* begin Provided data *

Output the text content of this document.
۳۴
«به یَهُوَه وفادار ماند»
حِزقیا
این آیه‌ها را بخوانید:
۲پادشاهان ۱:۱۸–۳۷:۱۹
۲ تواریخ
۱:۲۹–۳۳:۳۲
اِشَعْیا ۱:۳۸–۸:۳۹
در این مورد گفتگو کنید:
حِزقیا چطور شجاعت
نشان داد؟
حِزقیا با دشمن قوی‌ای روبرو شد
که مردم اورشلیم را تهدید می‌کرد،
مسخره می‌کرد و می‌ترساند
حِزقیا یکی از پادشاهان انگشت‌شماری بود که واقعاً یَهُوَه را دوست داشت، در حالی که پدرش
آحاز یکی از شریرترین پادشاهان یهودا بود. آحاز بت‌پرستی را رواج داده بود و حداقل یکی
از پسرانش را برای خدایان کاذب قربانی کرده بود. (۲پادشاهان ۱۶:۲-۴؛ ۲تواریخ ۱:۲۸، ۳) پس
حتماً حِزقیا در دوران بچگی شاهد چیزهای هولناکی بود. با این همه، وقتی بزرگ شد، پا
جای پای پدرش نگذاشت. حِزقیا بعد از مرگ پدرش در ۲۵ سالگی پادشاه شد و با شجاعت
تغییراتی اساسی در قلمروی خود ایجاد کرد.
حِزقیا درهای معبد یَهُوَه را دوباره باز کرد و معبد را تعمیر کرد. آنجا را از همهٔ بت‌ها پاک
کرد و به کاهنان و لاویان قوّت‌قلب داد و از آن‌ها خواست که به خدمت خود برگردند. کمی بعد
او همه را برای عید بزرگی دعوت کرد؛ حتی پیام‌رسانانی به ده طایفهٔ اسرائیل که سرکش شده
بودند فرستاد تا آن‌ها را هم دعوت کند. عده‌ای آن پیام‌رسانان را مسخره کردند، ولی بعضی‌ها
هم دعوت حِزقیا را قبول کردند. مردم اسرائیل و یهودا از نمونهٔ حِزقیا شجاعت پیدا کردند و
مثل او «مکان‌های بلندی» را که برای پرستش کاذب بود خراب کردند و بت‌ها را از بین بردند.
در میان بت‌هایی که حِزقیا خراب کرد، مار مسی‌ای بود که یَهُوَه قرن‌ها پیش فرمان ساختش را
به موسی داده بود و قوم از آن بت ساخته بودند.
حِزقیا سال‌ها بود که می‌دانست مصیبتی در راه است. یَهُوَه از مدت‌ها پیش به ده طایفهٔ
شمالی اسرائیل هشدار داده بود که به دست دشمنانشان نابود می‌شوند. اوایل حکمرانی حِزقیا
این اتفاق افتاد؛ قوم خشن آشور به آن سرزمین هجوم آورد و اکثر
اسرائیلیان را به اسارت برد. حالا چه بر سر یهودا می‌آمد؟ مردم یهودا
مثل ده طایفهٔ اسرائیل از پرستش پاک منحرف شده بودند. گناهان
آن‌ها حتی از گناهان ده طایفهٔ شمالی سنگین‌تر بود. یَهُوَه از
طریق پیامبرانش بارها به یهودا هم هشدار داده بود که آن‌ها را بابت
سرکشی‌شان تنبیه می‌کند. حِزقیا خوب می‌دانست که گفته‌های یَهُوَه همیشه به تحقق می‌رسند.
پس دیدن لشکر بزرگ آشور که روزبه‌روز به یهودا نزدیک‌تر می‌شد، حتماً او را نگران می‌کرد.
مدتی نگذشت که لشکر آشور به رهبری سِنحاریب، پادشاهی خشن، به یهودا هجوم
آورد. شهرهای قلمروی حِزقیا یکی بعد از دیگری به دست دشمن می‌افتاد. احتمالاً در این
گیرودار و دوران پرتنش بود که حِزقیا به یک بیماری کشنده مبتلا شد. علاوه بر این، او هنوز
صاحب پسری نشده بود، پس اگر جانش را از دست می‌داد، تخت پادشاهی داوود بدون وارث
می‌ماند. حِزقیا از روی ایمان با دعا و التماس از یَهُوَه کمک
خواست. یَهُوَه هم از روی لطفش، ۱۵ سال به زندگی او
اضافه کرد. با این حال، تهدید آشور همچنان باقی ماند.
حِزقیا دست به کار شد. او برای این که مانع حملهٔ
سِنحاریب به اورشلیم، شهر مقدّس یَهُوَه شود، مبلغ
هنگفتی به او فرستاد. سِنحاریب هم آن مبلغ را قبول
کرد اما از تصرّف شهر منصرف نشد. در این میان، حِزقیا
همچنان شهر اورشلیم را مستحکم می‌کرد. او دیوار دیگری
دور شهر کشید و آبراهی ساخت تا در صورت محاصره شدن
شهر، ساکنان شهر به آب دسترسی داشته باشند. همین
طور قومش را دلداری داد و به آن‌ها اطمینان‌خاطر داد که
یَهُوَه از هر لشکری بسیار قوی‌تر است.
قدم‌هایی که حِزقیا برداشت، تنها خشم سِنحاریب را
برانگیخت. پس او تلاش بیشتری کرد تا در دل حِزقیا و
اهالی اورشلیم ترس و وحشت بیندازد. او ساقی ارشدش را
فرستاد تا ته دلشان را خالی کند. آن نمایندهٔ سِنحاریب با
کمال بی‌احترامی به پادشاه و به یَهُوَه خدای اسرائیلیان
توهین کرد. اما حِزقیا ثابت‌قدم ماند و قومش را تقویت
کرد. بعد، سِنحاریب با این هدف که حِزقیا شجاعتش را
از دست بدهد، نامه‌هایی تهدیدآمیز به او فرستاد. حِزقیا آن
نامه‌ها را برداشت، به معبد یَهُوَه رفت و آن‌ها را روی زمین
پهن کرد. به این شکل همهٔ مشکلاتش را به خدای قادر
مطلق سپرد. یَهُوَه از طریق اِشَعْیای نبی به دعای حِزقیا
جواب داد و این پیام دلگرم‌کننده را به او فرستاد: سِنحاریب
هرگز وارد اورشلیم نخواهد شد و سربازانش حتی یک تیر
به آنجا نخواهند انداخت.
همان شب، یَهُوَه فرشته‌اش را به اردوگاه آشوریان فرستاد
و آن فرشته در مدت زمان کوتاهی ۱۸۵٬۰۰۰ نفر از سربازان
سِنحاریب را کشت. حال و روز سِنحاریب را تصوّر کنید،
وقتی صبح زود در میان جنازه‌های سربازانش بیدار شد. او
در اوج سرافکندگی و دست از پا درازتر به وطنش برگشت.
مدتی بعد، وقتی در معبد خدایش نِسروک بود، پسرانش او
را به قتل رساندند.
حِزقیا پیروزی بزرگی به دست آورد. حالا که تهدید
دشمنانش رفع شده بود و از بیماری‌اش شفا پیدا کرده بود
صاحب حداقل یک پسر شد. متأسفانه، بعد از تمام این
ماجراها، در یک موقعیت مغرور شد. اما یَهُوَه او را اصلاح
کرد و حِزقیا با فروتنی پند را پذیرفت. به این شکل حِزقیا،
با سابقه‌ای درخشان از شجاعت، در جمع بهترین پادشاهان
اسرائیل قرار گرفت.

* end Provided data *

Copy each line of the data exactly, leaving nothing out.

Complete response -
Output the text content of this document.
۳۴
«به یَهُوَه وفادار ماند»
حِزقیا
این آیه‌ها را بخوانید:
۲پادشاهان ۱:۱۸–۳۷:۱۹
۲ تواریخ
۱:۲۹–۳۳:۳۲
اِشَعْیا ۱:۳۸–۸:۳۹
در این مورد گفتگو کنید:
حِزقیا چطور شجاعت
نشان داد؟
حِزقیا با دشمن قوی‌ای روبرو شد
که مردم اورشلیم را تهدید می‌کرد،
مسخره می‌کرد و می‌ترساند
حِزقیا یکی از پادشاهان انگشت‌شماری بود که واقعاً یَهُوَه را دوست داشت، در حالی که پدرش
آحاز یکی از شریرترین پادشاهان یهودا بود. آحاز بت‌پرستی را رواج داده بود و حداقل یکی
از پسرانش را برای خدایان کاذب قربانی کرده بود. (۲پادشاهان ۱۶:۲-۴؛ ۲تواریخ ۱:۲۸، ۳) پس
حتماً حِزقیا در دوران بچگی شاهد چیزهای هولناکی بود. با این همه، وقتی بزرگ شد، پا
جای پای پدرش نگذاشت. حِزقیا بعد از مرگ پدرش در ۲۵ سالگی پادشاه شد و با شجاعت
تغییراتی اساسی در قلمروی خود ایجاد کرد.
حِزقیا درهای معبد یَهُوَه را دوباره باز کرد و معبد را تعمیر کرد. آنجا را از همهٔ بت‌ها پاک
کرد و به کاهنان و لاویان قوّت‌قلب داد و از آن‌ها خواست که به خدمت خود برگردند. کمی بعد
او همه را برای عید بزرگی دعوت کرد؛ حتی پیام‌رسانانی به ده طایفهٔ اسرائیل که سرکش شده
بودند فرستاد تا آن‌ها را هم دعوت کند. عده‌ای آن پیام‌رسانان را مسخره کردند، ولی بعضی‌ها
هم دعوت حِزقیا را قبول کردند. مردم اسرائیل و یهودا از نمونهٔ حِزقیا شجاعت پیدا کردند و
مثل او «مکان‌های بلندی» را که برای پرستش کاذب بود خراب کردند و بت‌ها را از بین بردند.
در میان بت‌هایی که حِزقیا خراب کرد، مار مسی‌ای بود که یَهُوَه قرن‌ها پیش فرمان ساختش را
به موسی داده بود و قوم از آن بت ساخته بودند.
حِزقیا سال‌ها بود که می‌دانست مصیبتی در راه است. یَهُوَه از مدت‌ها پیش به ده طایفهٔ
شمالی اسرائیل هشدار داده بود که به دست دشمنانشان نابود می‌شوند. اوایل حکمرانی حِزقیا
این اتفاق افتاد؛ قوم خشن آشور به آن سرزمین هجوم آورد و اکثر
اسرائیلیان را به اسارت برد. حالا چه بر سر یهودا می‌آمد؟ مردم یهودا
مثل ده طایفهٔ اسرائیل از پرستش پاک منحرف شده بودند. گناهان
آن‌ها حتی از گناهان ده طایفهٔ شمالی سنگین‌تر بود. یَهُوَه از
طریق پیامبرانش بارها به یهودا هم هشدار داده بود که آن‌ها را بابت
سرکشی‌شان تنبیه می‌کند. حِزقیا خوب می‌دانست که گفته‌های یَهُوَه همیشه به تحقق می‌رسند.
پس دیدن لشکر بزرگ آشور که روزبه‌روز به یهودا نزدیک‌تر می‌شد، حتماً او را نگران می‌کرد.
مدتی نگذشت که لشکر آشور به رهبری سِنحاریب، پادشاهی خشن، به یهودا هجوم
آورد. شهرهای قلمروی حِزقیا یکی بعد از دیگری به دست دشمن می‌افتاد. احتمالاً در این
گیرودار و دوران پرتنش بود که حِزقیا به یک بیماری کشنده مبتلا شد. علاوه بر این، او هنوز
صاحب پسری نشده بود، پس اگر جانش را از دست می‌داد، تخت پادشاهی داوود بدون وارث
می‌ماند. حِزقیا از روی ایمان با دعا و التماس از یَهُوَه کمک
خواست. یَهُوَه هم از روی لطفش، ۱۵ سال به زندگی او
اضافه کرد. با این حال، تهدید آشور همچنان باقی ماند.
حِزقیا دست به کار شد. او برای این که مانع حملهٔ
سِنحاریب به اورشلیم، شهر مقدّس یَهُوَه شود، مبلغ
هنگفتی به او فرستاد. سِنحاریب هم آن مبلغ را قبول
کرد اما از تصرّف شهر منصرف نشد. در این میان، حِزقیا
همچنان شهر اورشلیم را مستحکم می‌کرد. او دیوار دیگری
دور شهر کشید و آبراهی ساخت تا در صورت محاصره شدن
شهر، ساکنان شهر به آب دسترسی داشته باشند. همین
طور قومش را دلداری داد و به آن‌ها اطمینان‌خاطر داد که
یَهُوَه از هر لشکری بسیار قوی‌تر است.
قدم‌هایی که حِزقیا برداشت، تنها خشم سِنحاریب را
برانگیخت. پس او تلاش بیشتری کرد تا در دل حِزقیا و
اهالی اورشلیم ترس و وحشت بیندازد. او ساقی ارشدش را
فرستاد تا ته دلشان را خالی کند. آن نمایندهٔ سِنحاریب با
کمال بی‌احترامی به پادشاه و به یَهُوَه خدای اسرائیلیان
توهین کرد. اما حِزقیا ثابت‌قدم ماند و قومش را تقویت
کرد. بعد، سِنحاریب با این هدف که حِزقیا شجاعتش را
از دست بدهد، نامه‌هایی تهدیدآمیز به او فرستاد. حِزقیا آن
نامه‌ها را برداشت، به معبد یَهُوَه رفت و آن‌ها را روی زمین
پهن کرد. به این شکل همهٔ مشکلاتش را به خدای قادر
مطلق سپرد. یَهُوَه از طریق اِشَعْیای نبی به دعای حِزقیا
جواب داد و این پیام دلگرم‌کننده را به او فرستاد: سِنحاریب
هرگز وارد اورشلیم نخواهد شد و سربازانش حتی یک تیر
به آنجا نخواهند انداخت.
همان شب، یَهُوَه فرشته‌اش را به اردوگاه آشوریان فرستاد
و آن فرشته در مدت زمان کوتاهی ۱۸۵٬۰۰۰ نفر از سربازان
سِنحاریب را کشت. حال و روز سِنحاریب را تصوّر کنید،
وقتی صبح زود در میان جنازه‌های سربازانش بیدار شد. او
در اوج سرافکندگی و دست از پا درازتر به وطنش برگشت.
مدتی بعد، وقتی در معبد خدایش نِسروک بود، پسرانش او
را به قتل رساندند.
حِزقیا پیروزی بزرگی به دست آورد. حالا که تهدید
دشمنانش رفع شده بود و از بیماری‌اش شفا پیدا کرده بود
صاحب حداقل یک پسر شد. متأسفانه، بعد از تمام این
ماجراها، در یک موقعیت مغرور شد. اما یَهُوَه او را اصلاح
کرد و حِزقیا با فروتنی پند را پذیرفت. به این شکل حِزقیا،
با سابقه‌ای درخشان از شجاعت، در جمع بهترین پادشاهان
اسرائیل قرار گرفت.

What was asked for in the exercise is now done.